[Stored data entries]
:::

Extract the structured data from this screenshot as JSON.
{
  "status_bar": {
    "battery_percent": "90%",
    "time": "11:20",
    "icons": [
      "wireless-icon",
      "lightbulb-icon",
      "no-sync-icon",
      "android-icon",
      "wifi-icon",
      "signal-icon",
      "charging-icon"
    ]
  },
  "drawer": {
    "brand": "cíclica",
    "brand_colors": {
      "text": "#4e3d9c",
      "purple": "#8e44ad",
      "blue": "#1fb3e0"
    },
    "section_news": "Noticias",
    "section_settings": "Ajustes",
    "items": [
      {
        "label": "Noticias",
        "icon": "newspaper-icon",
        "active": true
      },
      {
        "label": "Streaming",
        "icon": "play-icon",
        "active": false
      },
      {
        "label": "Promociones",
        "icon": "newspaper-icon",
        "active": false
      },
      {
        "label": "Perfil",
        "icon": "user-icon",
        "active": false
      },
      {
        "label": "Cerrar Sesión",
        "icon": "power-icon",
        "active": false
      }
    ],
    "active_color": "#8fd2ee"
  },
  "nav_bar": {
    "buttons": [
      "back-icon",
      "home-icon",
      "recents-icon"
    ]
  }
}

:::

- _GIVEN TASK_
Repeat all entries. Match them exactly.

- _FULL SOLUTION_
Extract the structured data from this screenshot as JSON.
{
  "status_bar": {
    "battery_percent": "90%",
    "time": "11:20",
    "icons": [
      "wireless-icon",
      "lightbulb-icon",
      "no-sync-icon",
      "android-icon",
      "wifi-icon",
      "signal-icon",
      "charging-icon"
    ]
  },
  "drawer": {
    "brand": "cíclica",
    "brand_colors": {
      "text": "#4e3d9c",
      "purple": "#8e44ad",
      "blue": "#1fb3e0"
    },
    "section_news": "Noticias",
    "section_settings": "Ajustes",
    "items": [
      {
        "label": "Noticias",
        "icon": "newspaper-icon",
        "active": true
      },
      {
        "label": "Streaming",
        "icon": "play-icon",
        "active": false
      },
      {
        "label": "Promociones",
        "icon": "newspaper-icon",
        "active": false
      },
      {
        "label": "Perfil",
        "icon": "user-icon",
        "active": false
      },
      {
        "label": "Cerrar Sesión",
        "icon": "power-icon",
        "active": false
      }
    ],
    "active_color": "#8fd2ee"
  },
  "nav_bar": {
    "buttons": [
      "back-icon",
      "home-icon",
      "recents-icon"
    ]
  }
}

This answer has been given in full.